>> START Raw records
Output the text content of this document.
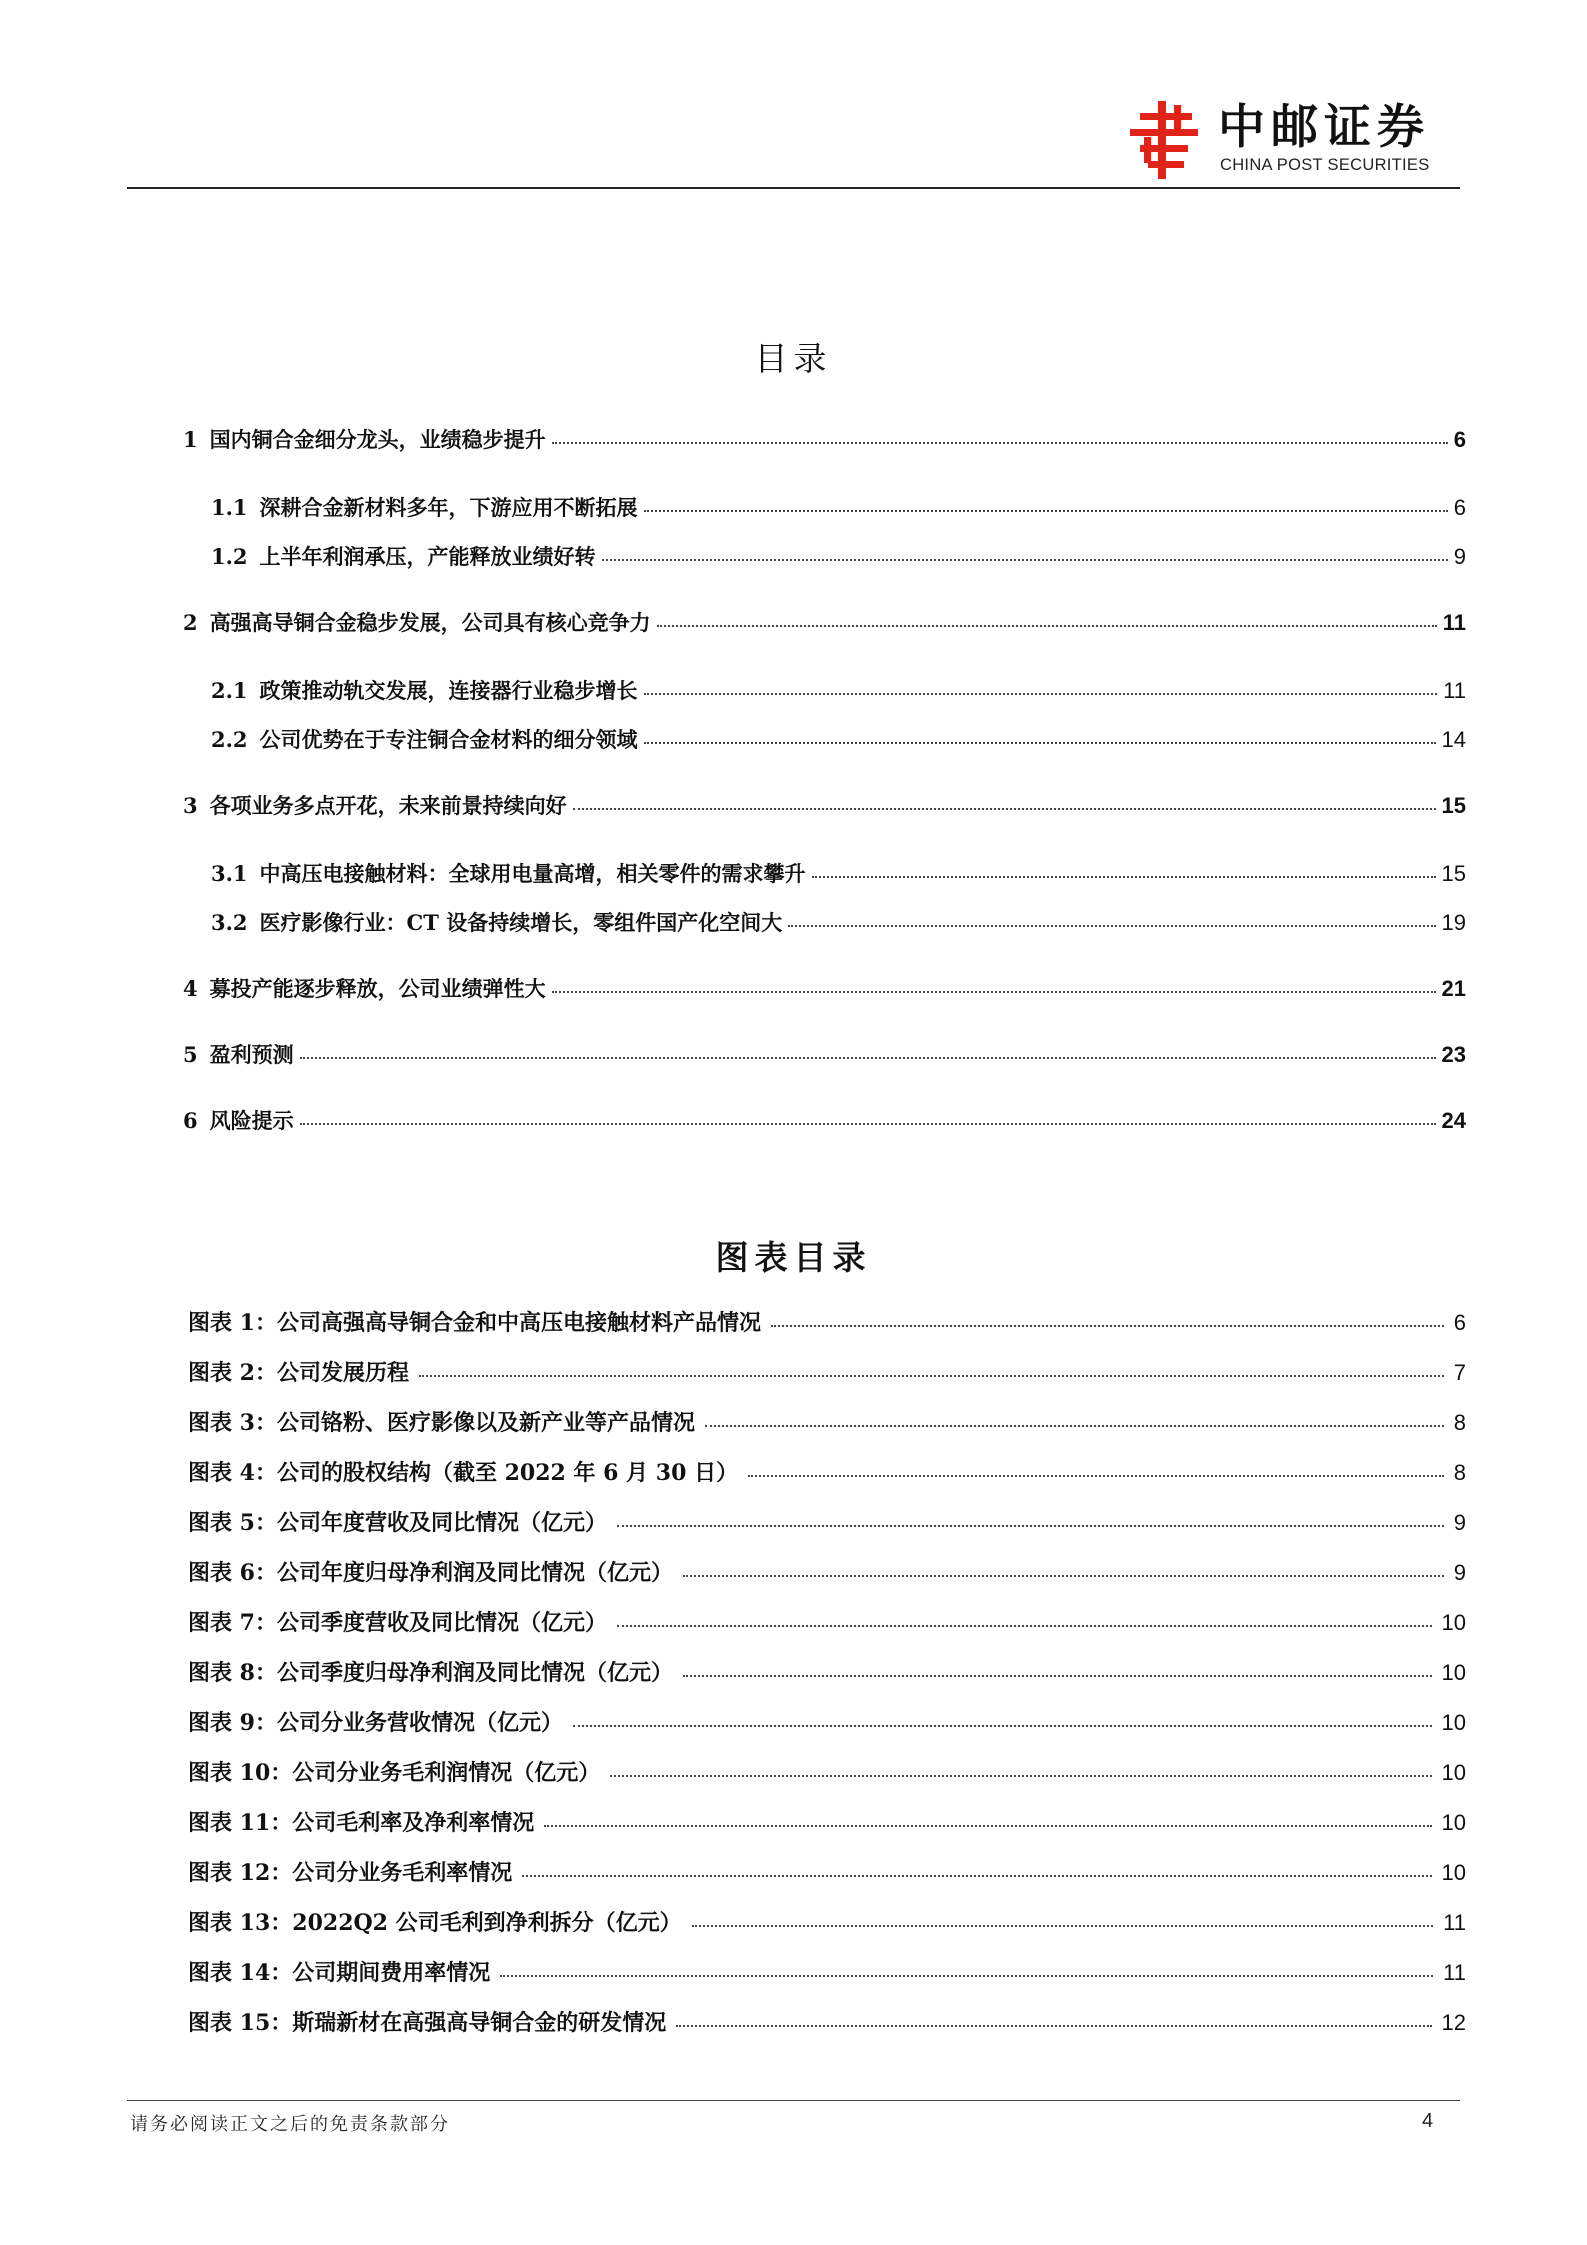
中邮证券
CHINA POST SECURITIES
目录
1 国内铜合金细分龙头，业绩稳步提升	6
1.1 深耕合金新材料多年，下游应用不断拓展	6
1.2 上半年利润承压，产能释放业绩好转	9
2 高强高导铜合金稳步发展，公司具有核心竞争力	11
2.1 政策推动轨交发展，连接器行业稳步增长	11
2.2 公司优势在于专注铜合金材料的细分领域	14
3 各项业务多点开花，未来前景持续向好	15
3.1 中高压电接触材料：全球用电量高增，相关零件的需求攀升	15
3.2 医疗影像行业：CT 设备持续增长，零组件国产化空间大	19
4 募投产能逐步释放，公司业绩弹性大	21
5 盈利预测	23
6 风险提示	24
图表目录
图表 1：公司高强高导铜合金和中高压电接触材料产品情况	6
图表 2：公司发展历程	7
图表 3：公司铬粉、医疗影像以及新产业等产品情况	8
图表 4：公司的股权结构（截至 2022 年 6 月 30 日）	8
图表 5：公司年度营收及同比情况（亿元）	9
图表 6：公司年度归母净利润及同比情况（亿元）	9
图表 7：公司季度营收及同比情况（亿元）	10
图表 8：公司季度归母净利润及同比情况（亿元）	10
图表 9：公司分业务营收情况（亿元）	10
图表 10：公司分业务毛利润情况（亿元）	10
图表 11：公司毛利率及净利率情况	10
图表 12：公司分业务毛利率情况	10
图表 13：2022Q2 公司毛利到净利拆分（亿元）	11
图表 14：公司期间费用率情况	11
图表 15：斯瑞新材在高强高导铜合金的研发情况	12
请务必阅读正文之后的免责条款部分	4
>> END Raw records
>> START Raw records
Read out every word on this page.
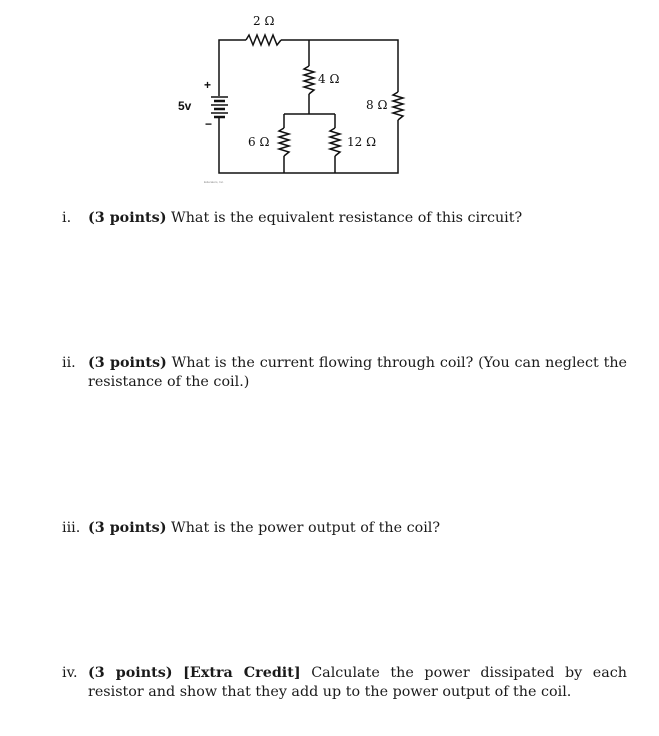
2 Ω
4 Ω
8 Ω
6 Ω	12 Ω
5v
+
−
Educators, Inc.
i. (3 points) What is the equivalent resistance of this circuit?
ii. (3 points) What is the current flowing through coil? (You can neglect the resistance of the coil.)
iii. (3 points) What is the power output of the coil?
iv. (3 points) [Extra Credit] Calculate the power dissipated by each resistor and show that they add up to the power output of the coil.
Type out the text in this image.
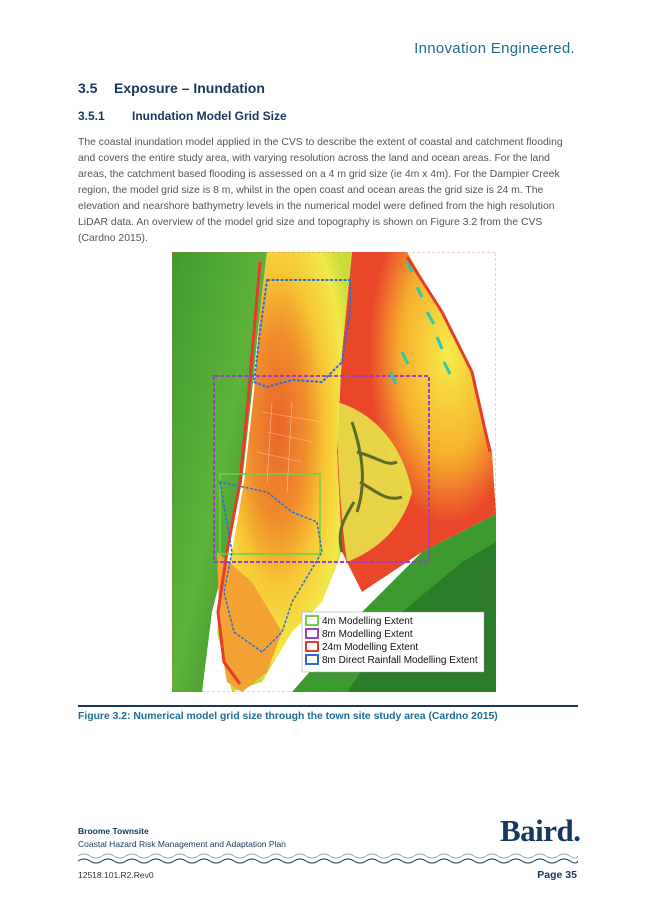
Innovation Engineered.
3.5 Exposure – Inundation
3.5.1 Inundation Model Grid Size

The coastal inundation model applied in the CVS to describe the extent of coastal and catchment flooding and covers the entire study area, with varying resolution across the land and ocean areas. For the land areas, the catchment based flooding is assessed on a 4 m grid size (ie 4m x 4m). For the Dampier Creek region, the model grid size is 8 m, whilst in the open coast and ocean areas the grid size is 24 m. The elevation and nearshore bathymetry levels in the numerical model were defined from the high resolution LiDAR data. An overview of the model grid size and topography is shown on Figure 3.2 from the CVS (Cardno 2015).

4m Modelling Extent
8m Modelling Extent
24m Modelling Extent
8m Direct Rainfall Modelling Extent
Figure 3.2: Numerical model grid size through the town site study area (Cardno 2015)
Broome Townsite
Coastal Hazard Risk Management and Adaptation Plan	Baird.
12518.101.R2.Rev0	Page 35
>> END Raw records
Count up every line above that has the word "coil" in it; answer with the number alone.

_Completed exercise:_
3